» **Task prompt**:
Give the listing again character for character, but drop the images.

|---|

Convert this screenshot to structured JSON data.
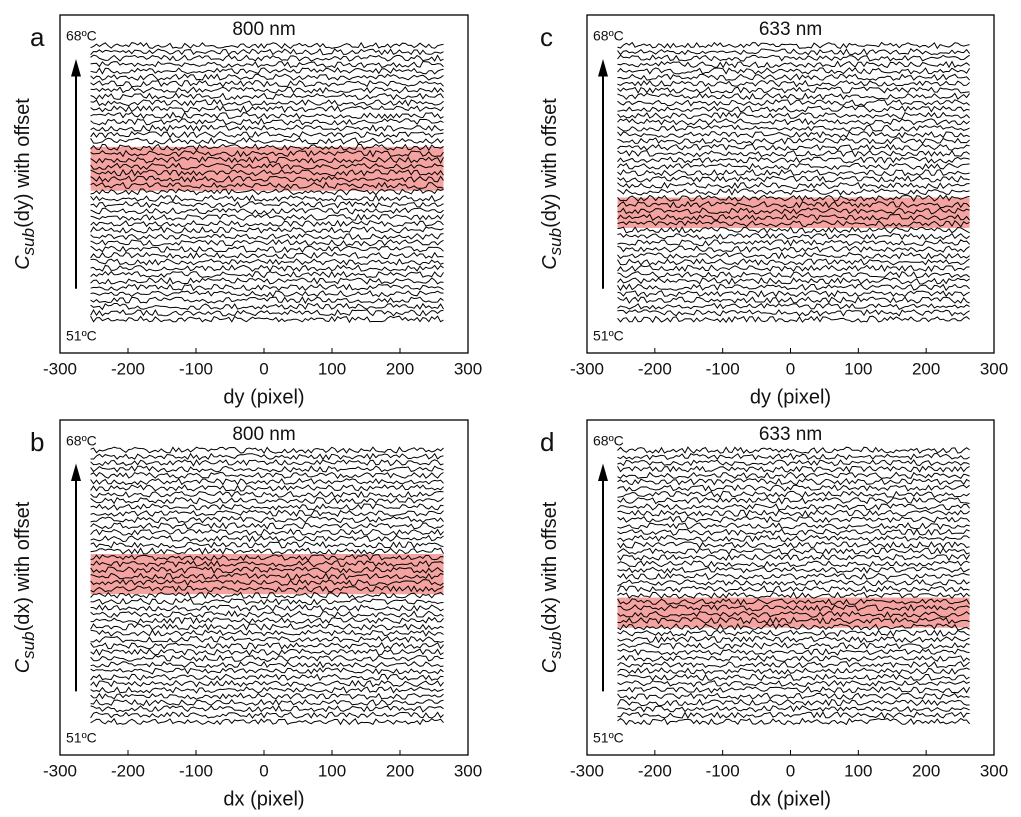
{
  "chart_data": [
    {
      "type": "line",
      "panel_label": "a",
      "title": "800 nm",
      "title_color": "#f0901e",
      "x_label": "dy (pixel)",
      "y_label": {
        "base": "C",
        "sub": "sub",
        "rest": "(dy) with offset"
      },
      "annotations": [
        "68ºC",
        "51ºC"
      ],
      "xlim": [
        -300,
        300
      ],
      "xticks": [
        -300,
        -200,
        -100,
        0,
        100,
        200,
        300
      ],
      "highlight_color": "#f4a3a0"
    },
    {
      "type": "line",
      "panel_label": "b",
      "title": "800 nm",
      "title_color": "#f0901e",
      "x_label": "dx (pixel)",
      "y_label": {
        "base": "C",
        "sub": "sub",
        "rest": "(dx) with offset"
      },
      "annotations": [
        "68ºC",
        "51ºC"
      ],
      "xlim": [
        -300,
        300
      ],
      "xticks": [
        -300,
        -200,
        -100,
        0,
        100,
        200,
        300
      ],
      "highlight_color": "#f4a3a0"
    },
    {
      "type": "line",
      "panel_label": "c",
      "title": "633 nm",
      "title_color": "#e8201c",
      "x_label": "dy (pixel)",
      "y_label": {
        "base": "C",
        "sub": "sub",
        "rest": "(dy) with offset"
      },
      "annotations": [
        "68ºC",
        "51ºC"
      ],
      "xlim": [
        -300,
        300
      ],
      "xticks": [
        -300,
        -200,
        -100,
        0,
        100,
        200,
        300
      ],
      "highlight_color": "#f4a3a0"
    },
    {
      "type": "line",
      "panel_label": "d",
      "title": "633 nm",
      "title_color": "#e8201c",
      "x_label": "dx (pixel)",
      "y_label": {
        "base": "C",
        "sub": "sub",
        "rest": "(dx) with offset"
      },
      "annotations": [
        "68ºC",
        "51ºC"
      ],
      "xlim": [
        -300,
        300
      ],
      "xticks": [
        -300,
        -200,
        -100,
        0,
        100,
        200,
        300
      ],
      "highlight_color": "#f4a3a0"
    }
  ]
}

|---|

» **Answer for this exercise**:
Convert this screenshot to structured JSON data.
{
  "chart_data": [
    {
      "type": "line",
      "panel_label": "a",
      "title": "800 nm",
      "title_color": "#f0901e",
      "x_label": "dy (pixel)",
      "y_label": {
        "base": "C",
        "sub": "sub",
        "rest": "(dy) with offset"
      },
      "annotations": [
        "68ºC",
        "51ºC"
      ],
      "xlim": [
        -300,
        300
      ],
      "xticks": [
        -300,
        -200,
        -100,
        0,
        100,
        200,
        300
      ],
      "highlight_color": "#f4a3a0"
    },
    {
      "type": "line",
      "panel_label": "b",
      "title": "800 nm",
      "title_color": "#f0901e",
      "x_label": "dx (pixel)",
      "y_label": {
        "base": "C",
        "sub": "sub",
        "rest": "(dx) with offset"
      },
      "annotations": [
        "68ºC",
        "51ºC"
      ],
      "xlim": [
        -300,
        300
      ],
      "xticks": [
        -300,
        -200,
        -100,
        0,
        100,
        200,
        300
      ],
      "highlight_color": "#f4a3a0"
    },
    {
      "type": "line",
      "panel_label": "c",
      "title": "633 nm",
      "title_color": "#e8201c",
      "x_label": "dy (pixel)",
      "y_label": {
        "base": "C",
        "sub": "sub",
        "rest": "(dy) with offset"
      },
      "annotations": [
        "68ºC",
        "51ºC"
      ],
      "xlim": [
        -300,
        300
      ],
      "xticks": [
        -300,
        -200,
        -100,
        0,
        100,
        200,
        300
      ],
      "highlight_color": "#f4a3a0"
    },
    {
      "type": "line",
      "panel_label": "d",
      "title": "633 nm",
      "title_color": "#e8201c",
      "x_label": "dx (pixel)",
      "y_label": {
        "base": "C",
        "sub": "sub",
        "rest": "(dx) with offset"
      },
      "annotations": [
        "68ºC",
        "51ºC"
      ],
      "xlim": [
        -300,
        300
      ],
      "xticks": [
        -300,
        -200,
        -100,
        0,
        100,
        200,
        300
      ],
      "highlight_color": "#f4a3a0"
    }
  ]
}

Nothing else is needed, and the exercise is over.